- INPUT DATA:
#####

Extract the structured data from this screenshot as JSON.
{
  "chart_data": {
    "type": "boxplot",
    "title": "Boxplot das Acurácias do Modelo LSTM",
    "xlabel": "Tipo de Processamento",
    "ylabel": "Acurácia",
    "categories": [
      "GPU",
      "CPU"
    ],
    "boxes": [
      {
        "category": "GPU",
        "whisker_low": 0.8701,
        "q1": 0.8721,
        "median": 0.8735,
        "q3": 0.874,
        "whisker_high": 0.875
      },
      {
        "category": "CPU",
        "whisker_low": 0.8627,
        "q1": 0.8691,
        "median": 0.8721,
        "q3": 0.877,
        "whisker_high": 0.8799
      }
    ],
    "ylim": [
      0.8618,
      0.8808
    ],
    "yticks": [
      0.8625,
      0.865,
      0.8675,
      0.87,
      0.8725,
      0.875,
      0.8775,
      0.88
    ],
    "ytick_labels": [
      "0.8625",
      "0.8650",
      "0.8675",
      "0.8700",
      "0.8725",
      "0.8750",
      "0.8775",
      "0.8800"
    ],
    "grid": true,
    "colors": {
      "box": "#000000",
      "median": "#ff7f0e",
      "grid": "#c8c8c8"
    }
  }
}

#####

- SET TASK: Using the exact wording, write out all of the records.

- OUTPUT BELOW:
Extract the structured data from this screenshot as JSON.
{
  "chart_data": {
    "type": "boxplot",
    "title": "Boxplot das Acurácias do Modelo LSTM",
    "xlabel": "Tipo de Processamento",
    "ylabel": "Acurácia",
    "categories": [
      "GPU",
      "CPU"
    ],
    "boxes": [
      {
        "category": "GPU",
        "whisker_low": 0.8701,
        "q1": 0.8721,
        "median": 0.8735,
        "q3": 0.874,
        "whisker_high": 0.875
      },
      {
        "category": "CPU",
        "whisker_low": 0.8627,
        "q1": 0.8691,
        "median": 0.8721,
        "q3": 0.877,
        "whisker_high": 0.8799
      }
    ],
    "ylim": [
      0.8618,
      0.8808
    ],
    "yticks": [
      0.8625,
      0.865,
      0.8675,
      0.87,
      0.8725,
      0.875,
      0.8775,
      0.88
    ],
    "ytick_labels": [
      "0.8625",
      "0.8650",
      "0.8675",
      "0.8700",
      "0.8725",
      "0.8750",
      "0.8775",
      "0.8800"
    ],
    "grid": true,
    "colors": {
      "box": "#000000",
      "median": "#ff7f0e",
      "grid": "#c8c8c8"
    }
  }
}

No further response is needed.